Check each line for the string "these" and give only the count of lines that have it.

-- begin --

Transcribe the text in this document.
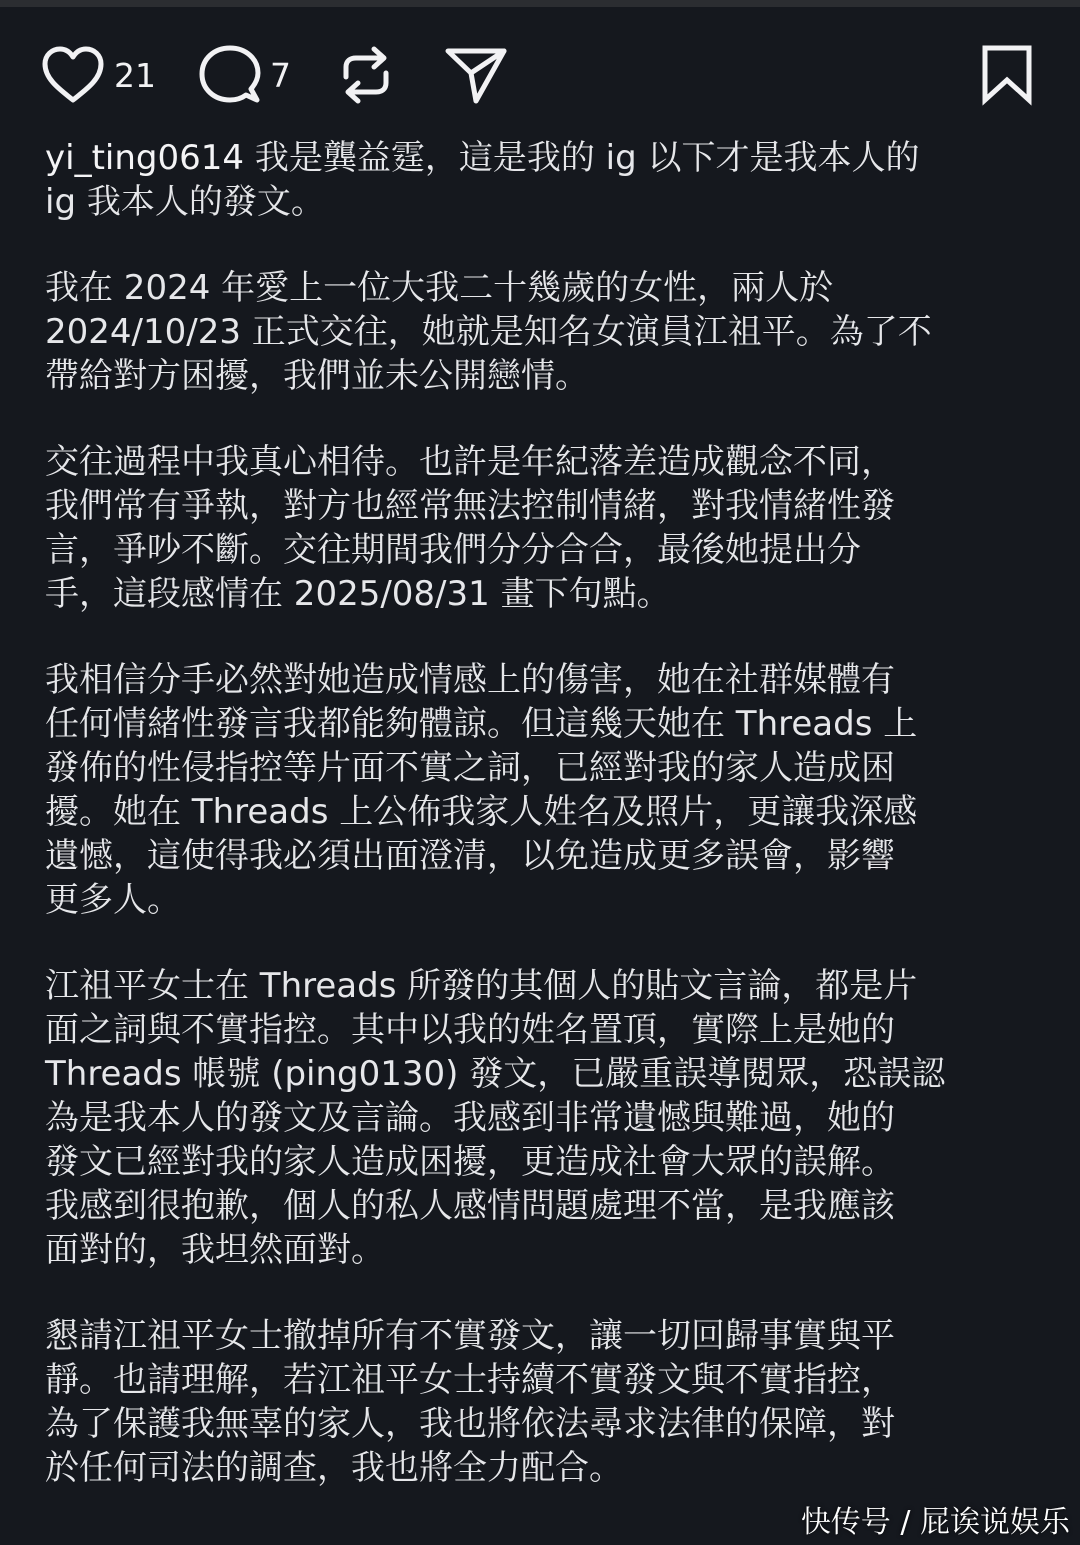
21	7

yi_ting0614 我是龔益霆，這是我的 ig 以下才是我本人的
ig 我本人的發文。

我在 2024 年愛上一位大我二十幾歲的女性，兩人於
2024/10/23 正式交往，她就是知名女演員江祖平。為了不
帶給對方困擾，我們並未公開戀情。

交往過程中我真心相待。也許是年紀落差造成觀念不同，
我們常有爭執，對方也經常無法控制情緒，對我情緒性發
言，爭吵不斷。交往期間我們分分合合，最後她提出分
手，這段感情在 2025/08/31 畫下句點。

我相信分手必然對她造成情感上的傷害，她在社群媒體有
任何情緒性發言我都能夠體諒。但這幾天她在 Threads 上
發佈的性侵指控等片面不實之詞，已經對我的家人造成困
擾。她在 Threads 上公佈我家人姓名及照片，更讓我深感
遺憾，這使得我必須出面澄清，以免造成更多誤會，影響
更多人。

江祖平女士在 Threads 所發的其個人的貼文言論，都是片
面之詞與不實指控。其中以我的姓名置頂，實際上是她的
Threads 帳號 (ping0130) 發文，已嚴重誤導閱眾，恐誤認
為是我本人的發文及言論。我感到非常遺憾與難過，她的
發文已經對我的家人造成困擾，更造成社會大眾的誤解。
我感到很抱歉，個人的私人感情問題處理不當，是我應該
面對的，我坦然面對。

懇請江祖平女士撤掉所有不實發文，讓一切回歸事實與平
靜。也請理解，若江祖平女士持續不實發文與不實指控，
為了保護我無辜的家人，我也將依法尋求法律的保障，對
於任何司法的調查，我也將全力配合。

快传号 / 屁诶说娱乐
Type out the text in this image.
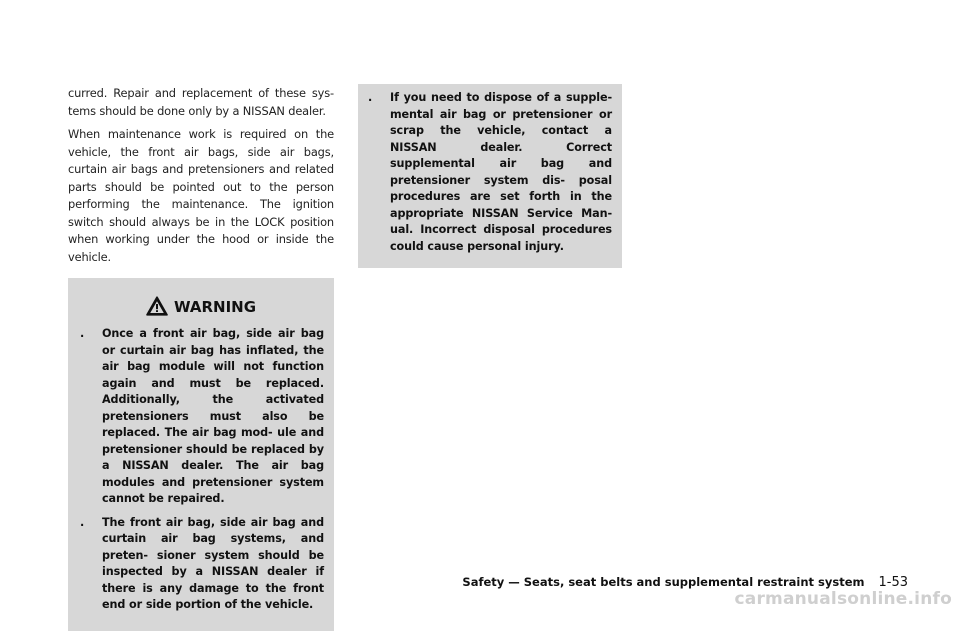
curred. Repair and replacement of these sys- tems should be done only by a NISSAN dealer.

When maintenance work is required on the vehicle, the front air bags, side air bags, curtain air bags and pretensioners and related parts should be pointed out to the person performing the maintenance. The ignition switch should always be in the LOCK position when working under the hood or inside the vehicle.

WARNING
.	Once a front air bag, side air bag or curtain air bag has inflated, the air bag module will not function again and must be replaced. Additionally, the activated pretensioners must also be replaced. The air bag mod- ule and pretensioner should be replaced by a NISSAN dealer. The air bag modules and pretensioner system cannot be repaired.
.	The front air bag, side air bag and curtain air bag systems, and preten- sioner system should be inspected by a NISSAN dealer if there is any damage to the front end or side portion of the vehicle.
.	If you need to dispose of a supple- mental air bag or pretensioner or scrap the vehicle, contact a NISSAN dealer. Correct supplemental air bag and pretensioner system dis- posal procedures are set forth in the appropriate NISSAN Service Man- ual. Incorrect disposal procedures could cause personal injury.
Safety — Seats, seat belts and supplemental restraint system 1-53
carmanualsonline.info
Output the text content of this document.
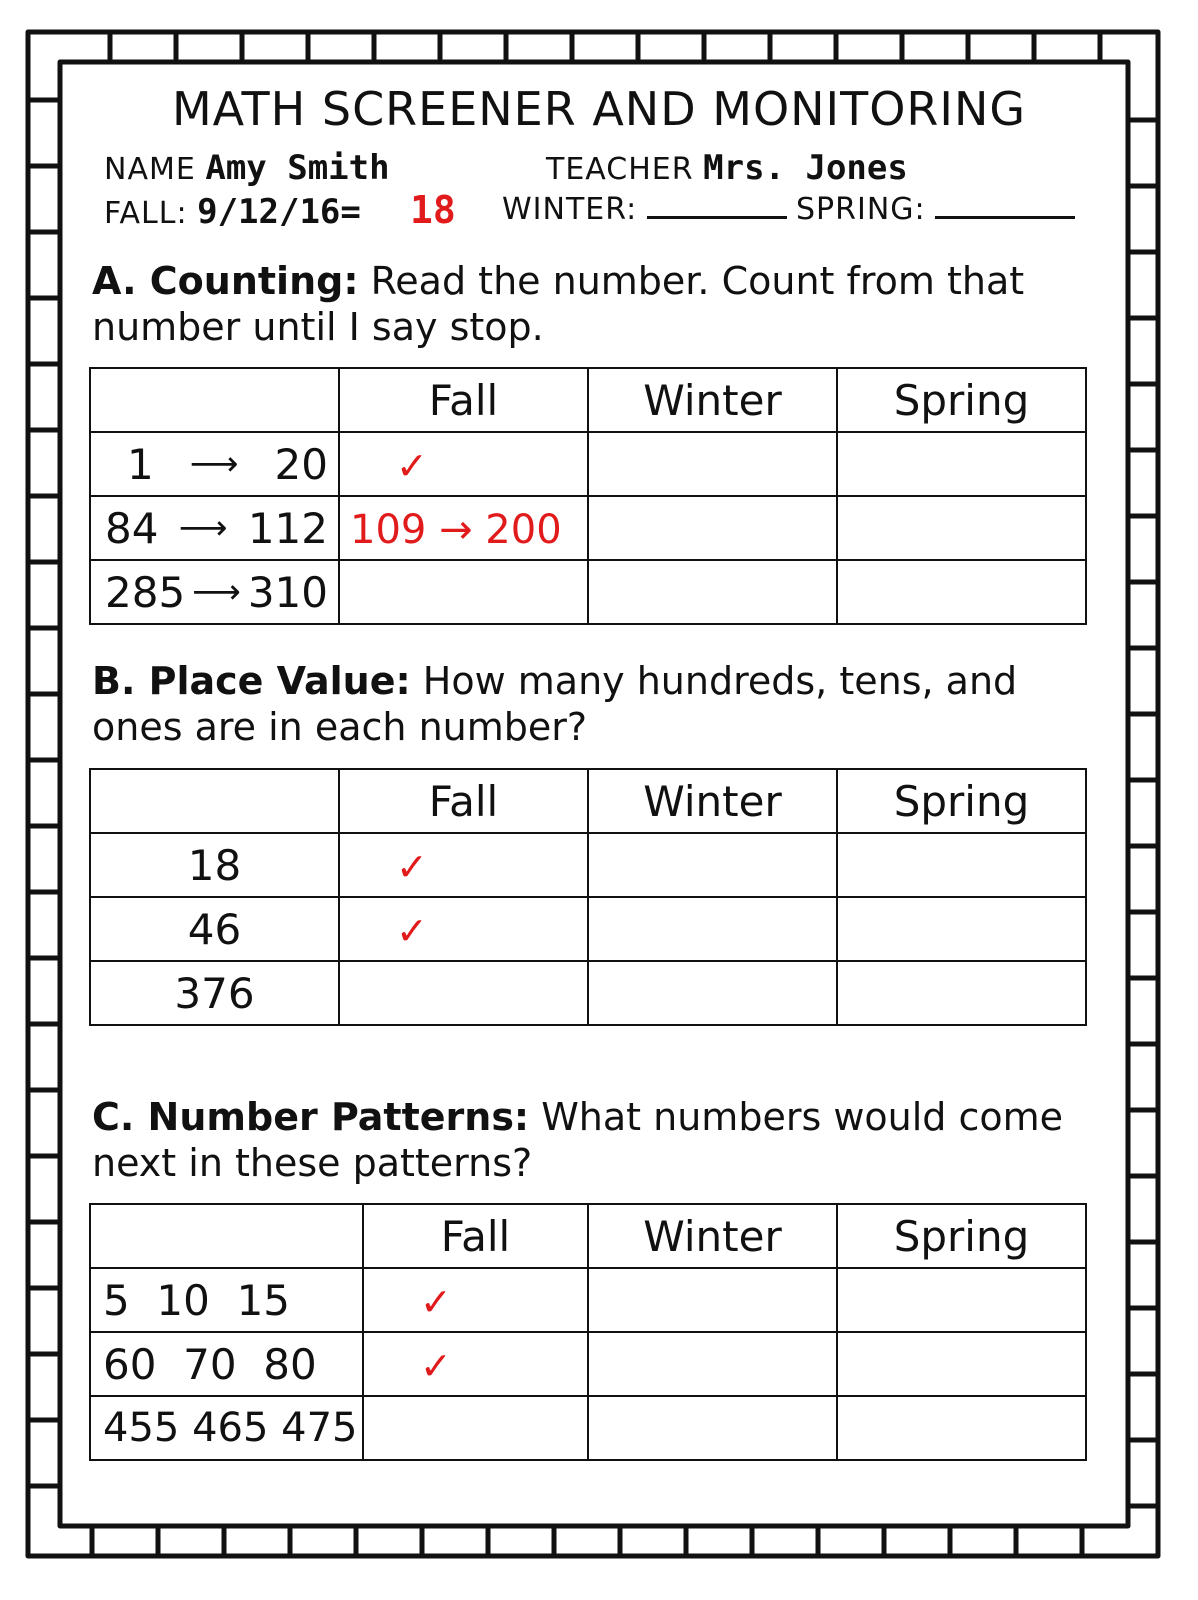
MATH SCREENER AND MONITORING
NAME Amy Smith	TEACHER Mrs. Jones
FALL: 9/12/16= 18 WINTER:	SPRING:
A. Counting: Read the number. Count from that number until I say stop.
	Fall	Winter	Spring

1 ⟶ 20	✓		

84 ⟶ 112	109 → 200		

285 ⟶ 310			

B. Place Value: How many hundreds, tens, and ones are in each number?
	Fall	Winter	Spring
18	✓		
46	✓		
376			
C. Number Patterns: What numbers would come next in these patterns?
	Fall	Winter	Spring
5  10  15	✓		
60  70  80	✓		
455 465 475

-- end --

◆ Answer to the task:
2